## GOAL OF THE EXERCISE:
All records below must be retyped exactly.

## INPUT RECORDS:
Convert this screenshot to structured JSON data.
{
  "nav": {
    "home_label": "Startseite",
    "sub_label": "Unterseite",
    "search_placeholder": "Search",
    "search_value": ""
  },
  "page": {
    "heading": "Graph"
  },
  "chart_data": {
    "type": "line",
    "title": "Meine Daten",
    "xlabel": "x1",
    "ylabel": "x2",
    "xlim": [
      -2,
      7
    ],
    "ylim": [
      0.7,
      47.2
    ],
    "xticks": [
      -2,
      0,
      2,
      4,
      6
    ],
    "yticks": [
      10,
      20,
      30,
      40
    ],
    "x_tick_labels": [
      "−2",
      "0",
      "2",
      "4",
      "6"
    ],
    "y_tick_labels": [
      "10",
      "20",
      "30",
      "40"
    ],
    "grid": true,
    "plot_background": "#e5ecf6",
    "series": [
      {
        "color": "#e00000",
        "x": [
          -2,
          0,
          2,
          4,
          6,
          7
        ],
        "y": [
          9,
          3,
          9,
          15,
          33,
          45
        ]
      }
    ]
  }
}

## RESPONSE:
Convert this screenshot to structured JSON data.
{
  "nav": {
    "home_label": "Startseite",
    "sub_label": "Unterseite",
    "search_placeholder": "Search",
    "search_value": ""
  },
  "page": {
    "heading": "Graph"
  },
  "chart_data": {
    "type": "line",
    "title": "Meine Daten",
    "xlabel": "x1",
    "ylabel": "x2",
    "xlim": [
      -2,
      7
    ],
    "ylim": [
      0.7,
      47.2
    ],
    "xticks": [
      -2,
      0,
      2,
      4,
      6
    ],
    "yticks": [
      10,
      20,
      30,
      40
    ],
    "x_tick_labels": [
      "−2",
      "0",
      "2",
      "4",
      "6"
    ],
    "y_tick_labels": [
      "10",
      "20",
      "30",
      "40"
    ],
    "grid": true,
    "plot_background": "#e5ecf6",
    "series": [
      {
        "color": "#e00000",
        "x": [
          -2,
          0,
          2,
          4,
          6,
          7
        ],
        "y": [
          9,
          3,
          9,
          15,
          33,
          45
        ]
      }
    ]
  }
}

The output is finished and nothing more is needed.